═════ Trecho de origem ═════

Thursday, October 14, 2004

Retrospectiva, parte 1 - Centro

Alguns esclarecimentos:
Postarei alguns textos antigos que considero importantes, ou porque se destacaram, ou porque são bastante representativos de certas épocas da minha vida. Este texto foi o vencedor do primeiro concurso literário do colégio, quando eu estava no segundo ano do ensino médio, porém foi escrito aos catorze anos. Seria hoje mera lembrança ou estigma? Eis aqui...

Centro
Perdi. Nenhuma calçada alagada sob chuva alguma , nenhuma corrida desesperada rumo a um lugar qualquer fariam com que eu encontrasse. Nem lágrimas. Ou metáforas raras. Estas só costumam resolver casos amorosos e não era esse o tipo de problema. Seria fácil demais. Diante de mim apenas o céu pintado em um quadro. Impressionista. Fora de foco, em borrões que simulavam a miopia proposital, com o único objetivo de ao menos por alguns instantes não enxergar detalhes. Pela janela fechada entrava um fino raio de sol, tão incômodo e desnecessário, porém não conseguia ser desprezível, a janela estava fechada e lá ele continuava, eu queria que o dia morresse e mais um pouco - que a luz se fosse - mas de sua doce insignificância pequenos pontos de pó, levantados pelo filete iluminado, brilhavam.
Como eu, acostumada à minha tipicamente urbana, poderia viver naquele lugar, sufocante em seu limitado espaço, com suas pequenas casas cor de terra e quintais onde cresciam trepadeiras verdes salpicadas de amarelo-ouro, peças de roupa surradas secando no longo varal ao lado... Com suas pessoas tão ordinariamente simples?
A luz não iria embora. Tudo o que eu podia fazer era pegar meu velho par de óculos escuros, de haste preta e grossa, e dar um passeio por aquela medíocre cidadezinha que agora era minha. Saí de minha nova casa velha , que se diferenciava das outras, era maior, por que não mais bonita?, mas velha. Como tudo naquele lugar. Andava por aquelas ruas que alternavam terra batida e paralelpípedos soltos e observava as pessoas, assim como me acostumara a fazer no lugar de onde vim, tão belo em suas nuances de cinza e fumaça. Via aqueles rostos, aquelas corpos, senhoras carolas, moças em suas roupas fora de moda, rapazes com suas bicicletas, homens fumando algo arcaico como suas vidas e , exatamente como naquela lindo e pacífico lugar cinzento, de sons e gases de onde eu vim, comecei a me perguntar sealguma dequelas pessoas poderia algum dia ser especial para mim.
Não. Era a única resposta a ser dada. Eu pretendia continuar sendo a imagem do tédio. Blasé. Cinza. Eu não podia me habituar à vida naquele lugar, sob pena de me tornar semelhante a seus moradores. Não podia gostar , não podia nem queria que minha vida se adequasse à inércia daquela "quase cidade".

═════ Dados registrados ═════

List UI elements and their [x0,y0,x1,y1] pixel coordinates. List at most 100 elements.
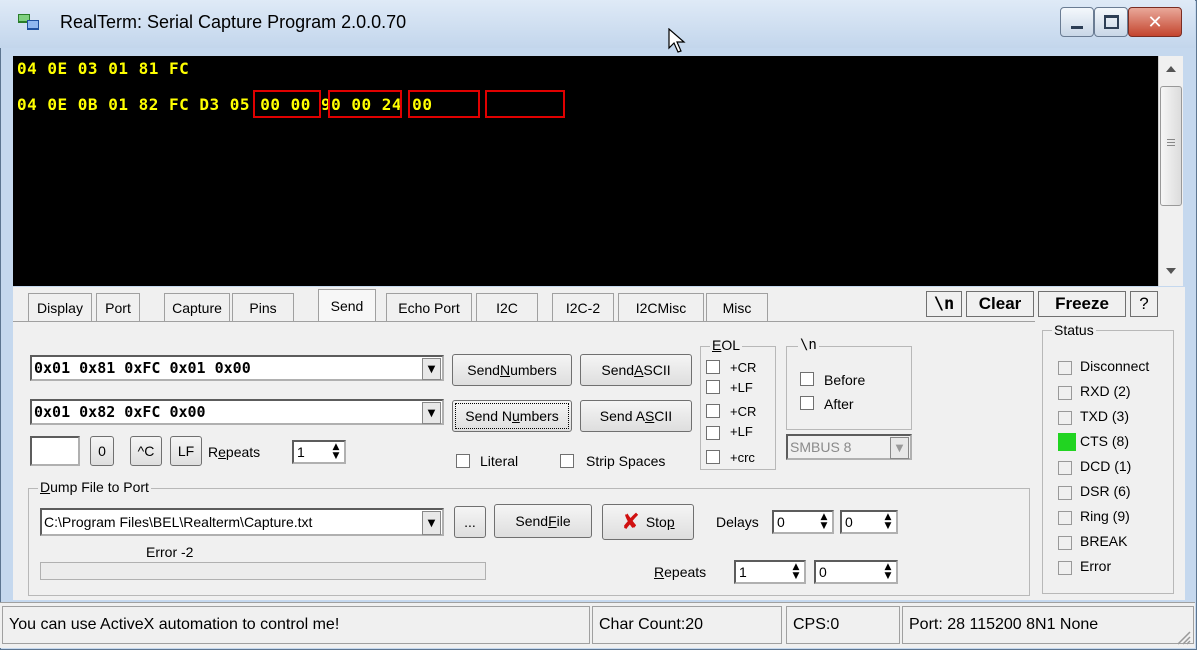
window-title: RealTerm: Serial Capture Program 2.0.0.7… [60,12,407,32]
send-input-2-value: 0x01 0x82 0xFC 0x00 [34,403,206,421]
freeze-button[interactable]: Freeze [1038,291,1126,317]
chevron-down-icon[interactable]: ▼ [890,437,909,459]
send-input-1-value: 0x01 0x81 0xFC 0x01 0x00 [34,359,251,377]
status-cps: CPS:0 [786,606,900,644]
eol-lf-checkbox-2[interactable] [706,426,720,440]
delay-spinner-2[interactable]: 0 ▲ ▼ [840,510,898,534]
tab-i2cmisc[interactable]: I2CMisc [618,293,704,321]
send-ctrl-c-button[interactable]: ^C [130,436,162,466]
maximize-icon [1103,15,1119,29]
status-led-rxd [1058,386,1072,400]
status-title: Status [1052,322,1096,338]
dump-file-title: Dump File to Port [38,479,151,495]
status-label-txd: TXD (3) [1080,408,1129,424]
send-file-button[interactable]: Send File [494,504,592,538]
dump-repeats-spinner-2[interactable]: 0 ▲ ▼ [814,560,898,584]
status-led-dsr [1058,486,1072,500]
resize-grip-icon[interactable] [1174,628,1192,646]
tab-display[interactable]: Display [28,293,92,321]
send-zero-button[interactable]: 0 [90,436,114,466]
browse-button[interactable]: ... [454,506,486,538]
eol-cr-checkbox-2[interactable] [706,404,720,418]
status-label-cts: CTS (8) [1080,433,1129,449]
status-led-break [1058,536,1072,550]
eol-title: EOL [710,337,743,353]
maximize-button[interactable] [1094,7,1128,37]
close-icon: ✕ [1147,11,1163,33]
terminal-output[interactable]: 04 0E 03 01 81 FC 04 0E 0B 01 82 FC D3 0… [13,56,1158,286]
send-numbers-button-2[interactable]: Send Nu mbers [452,400,572,432]
send-ascii-button-1[interactable]: Send A SCII [580,354,692,386]
spin-arrows-icon[interactable]: ▲ ▼ [881,563,895,581]
status-message: You can use ActiveX automation to contro… [2,606,590,644]
send-numbers-button-1[interactable]: Send Numbers [452,354,572,386]
status-label-break: BREAK [1080,533,1128,549]
close-button[interactable]: ✕ [1128,7,1182,37]
scrollbar-thumb[interactable] [1160,86,1182,206]
mouse-cursor-icon [668,28,686,53]
send-input-2[interactable]: 0x01 0x82 0xFC 0x00 ▼ [30,399,444,425]
dump-repeats-spinner-1[interactable]: 1 ▲ ▼ [734,560,806,584]
delays-label: Delays [716,514,759,530]
stop-x-icon: ✘ [621,509,640,535]
scroll-down-icon[interactable] [1166,268,1176,274]
tab-i2c-2[interactable]: I2C-2 [552,293,614,321]
dump-repeats-label: Repeats [654,564,707,580]
help-button[interactable]: ? [1130,291,1158,317]
before-label: Before [824,372,866,388]
before-checkbox[interactable] [800,372,814,386]
spin-arrows-icon[interactable]: ▲ ▼ [789,563,803,581]
status-led-ring [1058,511,1072,525]
tab-capture[interactable]: Capture [164,293,230,321]
after-checkbox[interactable] [800,396,814,410]
newline-group-title: \n [798,337,819,353]
tab-pins[interactable]: Pins [232,293,294,321]
status-label-disconnect: Disconnect [1080,358,1150,374]
status-led-error [1058,561,1072,575]
send-lf-button[interactable]: LF [170,436,202,466]
newline-button[interactable]: \n [926,291,962,317]
repeats-spinner[interactable]: 1 ▲ ▼ [292,440,346,464]
tab-port[interactable]: Port [96,293,140,321]
send-ascii-button-2[interactable]: Send A S CII [580,400,692,432]
clear-button[interactable]: Clear [966,291,1034,317]
tab-divider [13,321,1035,322]
chevron-down-icon[interactable]: ▼ [422,511,441,535]
spin-arrows-icon[interactable]: ▲ ▼ [329,443,343,461]
status-label-dsr: DSR (6) [1080,483,1131,499]
stop-button[interactable]: ✘ Sto p [602,504,694,540]
chevron-down-icon[interactable]: ▼ [422,358,441,380]
highlight-box-2 [328,90,402,118]
eol-cr-checkbox-1[interactable] [706,360,720,374]
strip-spaces-checkbox[interactable] [560,454,574,468]
send-input-1[interactable]: 0x01 0x81 0xFC 0x01 0x00 ▼ [30,355,444,381]
spin-arrows-icon[interactable]: ▲ ▼ [817,513,831,531]
status-led-dcd [1058,461,1072,475]
tab-echo-port[interactable]: Echo Port [386,293,472,321]
tab-i2c[interactable]: I2C [476,293,538,321]
char-input[interactable] [30,436,80,466]
eol-lf-checkbox-1[interactable] [706,380,720,394]
tab-misc[interactable]: Misc [706,293,768,321]
smbus-select[interactable]: SMBUS 8 ▼ [786,434,912,460]
minimize-button[interactable] [1060,7,1094,37]
dump-file-path-select[interactable]: C:\Program Files\BEL\Realterm\Capture.tx… [40,508,444,536]
eol-cr-label-2: +CR [730,404,757,419]
chevron-down-icon[interactable]: ▼ [422,402,441,424]
eol-cr-label-1: +CR [730,360,757,375]
status-led-txd [1058,411,1072,425]
status-led-cts [1058,433,1076,451]
dump-error-text: Error -2 [146,544,194,560]
delay-spinner-1[interactable]: 0 ▲ ▼ [772,510,834,534]
eol-crc-label: +crc [730,450,755,465]
dump-progress-bar [40,562,486,580]
tab-send[interactable]: Send [318,289,376,322]
eol-crc-checkbox[interactable] [706,450,720,464]
highlight-box-4 [485,90,565,118]
newline-group [786,346,912,430]
scroll-up-icon[interactable] [1166,66,1176,72]
spin-arrows-icon[interactable]: ▲ ▼ [881,513,895,531]
literal-checkbox[interactable] [456,454,470,468]
terminal-line-1: 04 0E 03 01 81 FC [17,59,190,78]
status-port: Port: 28 115200 8N1 None [902,606,1194,644]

═════

▶ Instruções
1. Enumere os grupos de pessoas que a narradora observa ao passear pelas ruas no relato sobre a cidadezinha.
2. Retome o relato sobre a cidadezinha a partir do ponto em que ele se interrompe.
Os dados não são necessários para esta atividade.

▶ Respostas
1.
- senhoras carolas
- moças em suas roupas fora de moda
- rapazes com suas bicicletas
- homens fumando algo arcaico como suas vidas

2.
Um estranho saudosimo tomou conta de mim naquele momento. Lembrava-me do tempo que tivera para viver. Viver e ruminar planos e idéias que pareciam revolucionários, antiga rotina. Planos e idéias como sempre, nem sempre registrados em papel, nunca transformados em ação. Mas aquilo era a juventude, ter frases e histórias e vida, mesmo que não se tornem realidade. Tudo o que eu queria era poder dizer que vivia, mas rondava a sensação de que aqueles esparsos momentos de sangue correndo nas veias, da mais consciente insanidade, não haviam sidoo bastante.Fora o tempo para começar e terminar, ou, numa hipótese mais otimista, começar e não terminar, porém, o fim de uma etapa tornara-se quase inevitável diante das perpectivas. Expectativas. Agora, realidade. Acabara-se a época de minha última liberdade.
Entrei numa mercearia toda feita de tábuas de madeira e comecei a procurar algo para comer, entre os grãos que dominavam o cenário e combinavam tão bem com aquela cidade de beges e marrons até no clima seco, aqueles tons de terra que predominavamno pequenino estabelecimento, até que finalmente reparei e decidi comprar umas enormes frutas hexagonais e vermelhas que se destacavam . Eu gostava de vermelho, principalmente porque me lembrava um pouco vinho. Vinho tinto, champagne, vodca, cerveja, cinza. Batidas eletrônicas, as luzes piscandoe transformandoo que se passa num quadro-a- quadro, mais precisamente em flashes frenéticos. Estar bêbada. Fumar. Olhos vermelhos. Não ouvir mais a música e continuar dançando e se lembrar que tem vergonha de dançar. Não se importar. Pisar em nuvens. Testar o equilíbrio e estar cambaleante. Olhos inertes. Provar libertação. Eu. Primeira pessoa. Do singular.
Cinza, não marrom.
E os habitantes do bege eram demasiadamente irritantes: bons, gentis e educados, notei que todos me agradeciam por qualquer coisa, até se eu pisasse no pé de alguém - Obrigado por me contar as maravilhas que há no mundo além das grades, obrigado por me deixar saber que existecondicional, obrigado por me garntir que o futuro jamais chegará.
Quando me dirigi ao caixa, olhei para a caixa registradora e me dei conta de que, na verdade, tal objeto deveria ser algum ancestral de caixa registradora. Aquilo me fez pensar que aquela cidade havia, mais do que parado no tempo, voltado alguns anos. Achei melhor levar a fruta para comer em casa. De repente, me dei contade quenão podia comer aquela fruta, que só era consumida lá, por aquelas pessoas, dauqela cidadezinha e eu não queria adquirir seus hábitos. Mas a fruta era suculenta e eu estava com fome. Comi. Só depois me lenbrei que os peixes morrem pela boca, mas já era tarde demais.
Continuei minha caminhada, agora de volta a minha nova casavelha. De repente, uma daquelas senhoras carolas de saia vermelha veio até mim e disse:
- Como a moça enxerga bem, mas pensa demais...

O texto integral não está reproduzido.